Compito: Trascrivi come lista JSON di stringhe il tratto delle voci che si apre con la riga contenente "localize all elements." e si chiude con quella contenente "login-button[interactable]: 立即登录 (153, 532, 387, 604)", estremi compresi. Metti una stringa per riga, senza righe vuote e senza le immagini.

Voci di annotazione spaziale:
--- --- ---
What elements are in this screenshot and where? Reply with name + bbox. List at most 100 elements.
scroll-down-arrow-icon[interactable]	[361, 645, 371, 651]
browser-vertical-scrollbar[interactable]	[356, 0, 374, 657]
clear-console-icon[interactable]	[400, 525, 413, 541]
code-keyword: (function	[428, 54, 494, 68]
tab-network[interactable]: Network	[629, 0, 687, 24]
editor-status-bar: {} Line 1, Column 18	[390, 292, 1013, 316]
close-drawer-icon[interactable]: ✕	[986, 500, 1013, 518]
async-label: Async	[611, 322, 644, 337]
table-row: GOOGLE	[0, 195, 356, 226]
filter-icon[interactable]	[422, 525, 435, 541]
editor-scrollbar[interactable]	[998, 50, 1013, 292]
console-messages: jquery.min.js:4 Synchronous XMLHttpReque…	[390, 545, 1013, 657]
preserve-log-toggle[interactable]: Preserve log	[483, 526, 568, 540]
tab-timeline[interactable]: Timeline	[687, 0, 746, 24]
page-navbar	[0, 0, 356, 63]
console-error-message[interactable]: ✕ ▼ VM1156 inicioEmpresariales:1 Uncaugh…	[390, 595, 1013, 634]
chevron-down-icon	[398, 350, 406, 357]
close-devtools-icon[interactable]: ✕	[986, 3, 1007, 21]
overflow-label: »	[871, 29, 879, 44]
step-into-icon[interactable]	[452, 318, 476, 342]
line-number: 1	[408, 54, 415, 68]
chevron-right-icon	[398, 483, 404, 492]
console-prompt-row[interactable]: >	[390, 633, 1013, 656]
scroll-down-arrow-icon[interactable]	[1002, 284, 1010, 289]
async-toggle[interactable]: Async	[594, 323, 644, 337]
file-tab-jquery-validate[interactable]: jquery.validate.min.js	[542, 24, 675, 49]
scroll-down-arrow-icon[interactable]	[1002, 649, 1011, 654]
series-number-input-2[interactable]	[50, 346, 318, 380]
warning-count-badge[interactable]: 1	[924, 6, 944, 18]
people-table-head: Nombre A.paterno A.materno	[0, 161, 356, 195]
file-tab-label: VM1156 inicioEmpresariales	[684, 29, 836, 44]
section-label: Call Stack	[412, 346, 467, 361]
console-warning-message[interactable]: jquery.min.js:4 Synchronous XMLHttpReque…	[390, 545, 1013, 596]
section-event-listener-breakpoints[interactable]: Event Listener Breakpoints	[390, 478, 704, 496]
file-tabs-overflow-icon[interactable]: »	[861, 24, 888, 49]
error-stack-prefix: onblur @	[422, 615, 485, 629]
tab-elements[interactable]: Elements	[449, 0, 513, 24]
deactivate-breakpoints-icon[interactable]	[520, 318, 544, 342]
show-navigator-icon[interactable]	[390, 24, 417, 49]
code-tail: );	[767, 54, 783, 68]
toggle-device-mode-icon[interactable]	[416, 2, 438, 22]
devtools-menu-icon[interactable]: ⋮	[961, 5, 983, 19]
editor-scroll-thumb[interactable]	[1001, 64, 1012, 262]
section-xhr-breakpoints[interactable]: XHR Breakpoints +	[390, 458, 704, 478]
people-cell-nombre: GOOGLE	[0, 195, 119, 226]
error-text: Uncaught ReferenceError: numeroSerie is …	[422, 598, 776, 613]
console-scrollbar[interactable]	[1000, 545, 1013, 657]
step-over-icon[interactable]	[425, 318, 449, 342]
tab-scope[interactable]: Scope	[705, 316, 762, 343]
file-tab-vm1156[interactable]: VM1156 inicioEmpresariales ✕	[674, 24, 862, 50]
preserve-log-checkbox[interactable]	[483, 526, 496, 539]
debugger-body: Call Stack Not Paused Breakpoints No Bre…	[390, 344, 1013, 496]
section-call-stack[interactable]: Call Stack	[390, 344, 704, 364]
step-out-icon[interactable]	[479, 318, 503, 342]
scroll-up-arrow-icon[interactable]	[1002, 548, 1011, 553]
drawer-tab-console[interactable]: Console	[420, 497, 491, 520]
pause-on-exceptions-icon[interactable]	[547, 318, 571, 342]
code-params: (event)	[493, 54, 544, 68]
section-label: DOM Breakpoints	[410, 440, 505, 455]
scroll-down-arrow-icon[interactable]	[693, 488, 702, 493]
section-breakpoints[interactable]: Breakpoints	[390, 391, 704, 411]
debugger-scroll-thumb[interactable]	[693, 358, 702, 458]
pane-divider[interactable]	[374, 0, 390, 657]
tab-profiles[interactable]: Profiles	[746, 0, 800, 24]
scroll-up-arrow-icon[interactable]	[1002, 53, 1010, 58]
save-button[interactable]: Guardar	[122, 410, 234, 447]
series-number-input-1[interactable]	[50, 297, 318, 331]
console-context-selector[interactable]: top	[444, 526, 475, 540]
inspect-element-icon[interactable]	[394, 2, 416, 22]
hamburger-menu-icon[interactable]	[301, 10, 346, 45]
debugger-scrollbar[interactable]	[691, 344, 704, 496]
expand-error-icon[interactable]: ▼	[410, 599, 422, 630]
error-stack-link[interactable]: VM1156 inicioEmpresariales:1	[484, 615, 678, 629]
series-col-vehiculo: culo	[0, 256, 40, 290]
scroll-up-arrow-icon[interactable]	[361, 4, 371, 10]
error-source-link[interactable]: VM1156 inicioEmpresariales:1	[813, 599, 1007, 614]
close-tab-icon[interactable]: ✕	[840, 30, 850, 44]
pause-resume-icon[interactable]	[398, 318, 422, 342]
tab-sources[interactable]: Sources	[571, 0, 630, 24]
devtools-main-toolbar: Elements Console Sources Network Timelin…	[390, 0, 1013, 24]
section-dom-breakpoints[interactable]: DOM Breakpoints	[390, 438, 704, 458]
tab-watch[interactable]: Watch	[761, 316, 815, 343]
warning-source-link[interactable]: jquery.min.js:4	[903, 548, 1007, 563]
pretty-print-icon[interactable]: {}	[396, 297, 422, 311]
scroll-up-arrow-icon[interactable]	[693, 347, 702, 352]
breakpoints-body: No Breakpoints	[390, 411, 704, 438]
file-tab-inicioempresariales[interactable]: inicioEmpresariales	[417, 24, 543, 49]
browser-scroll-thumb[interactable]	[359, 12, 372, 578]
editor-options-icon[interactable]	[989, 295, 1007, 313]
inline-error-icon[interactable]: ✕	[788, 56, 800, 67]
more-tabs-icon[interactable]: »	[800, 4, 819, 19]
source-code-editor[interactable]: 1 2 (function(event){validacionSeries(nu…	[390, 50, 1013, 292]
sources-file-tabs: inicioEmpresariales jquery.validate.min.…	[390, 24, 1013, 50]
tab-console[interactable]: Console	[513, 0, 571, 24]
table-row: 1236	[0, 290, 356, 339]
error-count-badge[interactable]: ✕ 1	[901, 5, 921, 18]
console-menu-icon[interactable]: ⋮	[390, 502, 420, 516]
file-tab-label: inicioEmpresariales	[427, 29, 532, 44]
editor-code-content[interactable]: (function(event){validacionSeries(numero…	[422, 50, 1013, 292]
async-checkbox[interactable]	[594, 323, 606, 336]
--- --- ---
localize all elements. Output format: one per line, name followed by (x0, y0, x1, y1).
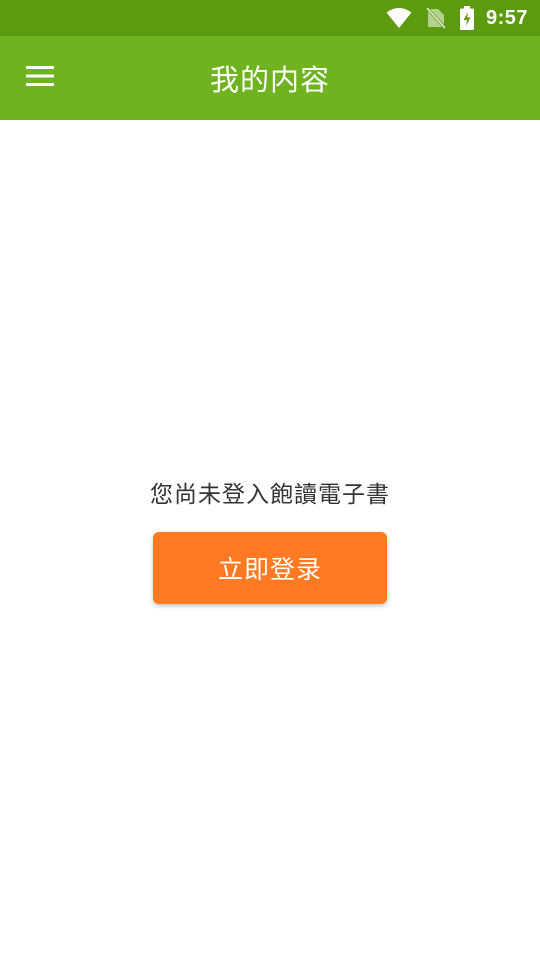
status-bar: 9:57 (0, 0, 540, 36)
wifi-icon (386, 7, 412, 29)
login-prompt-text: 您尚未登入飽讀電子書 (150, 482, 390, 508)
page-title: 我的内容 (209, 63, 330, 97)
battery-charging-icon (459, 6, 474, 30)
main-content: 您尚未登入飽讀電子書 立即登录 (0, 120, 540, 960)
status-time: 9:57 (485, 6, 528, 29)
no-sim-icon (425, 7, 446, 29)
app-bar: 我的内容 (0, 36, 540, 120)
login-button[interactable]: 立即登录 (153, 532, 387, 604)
--- --- ---
Compito svolto:
[
  "localize all elements. Output format: one per line, name followed by (x0, y0, x1, y1).",
  "status-bar: 9:57 (0, 0, 540, 36)",
  "wifi-icon (386, 7, 412, 29)",
  "login-prompt-text: 您尚未登入飽讀電子書 (150, 482, 390, 508)",
  "page-title: 我的内容 (209, 63, 330, 97)",
  "battery-charging-icon (459, 6, 474, 30)",
  "main-content: 您尚未登入飽讀電子書 立即登录 (0, 120, 540, 960)",
  "status-time: 9:57 (485, 6, 528, 29)",
  "no-sim-icon (425, 7, 446, 29)",
  "app-bar: 我的内容 (0, 36, 540, 120)",
  "login-button[interactable]: 立即登录 (153, 532, 387, 604)"
]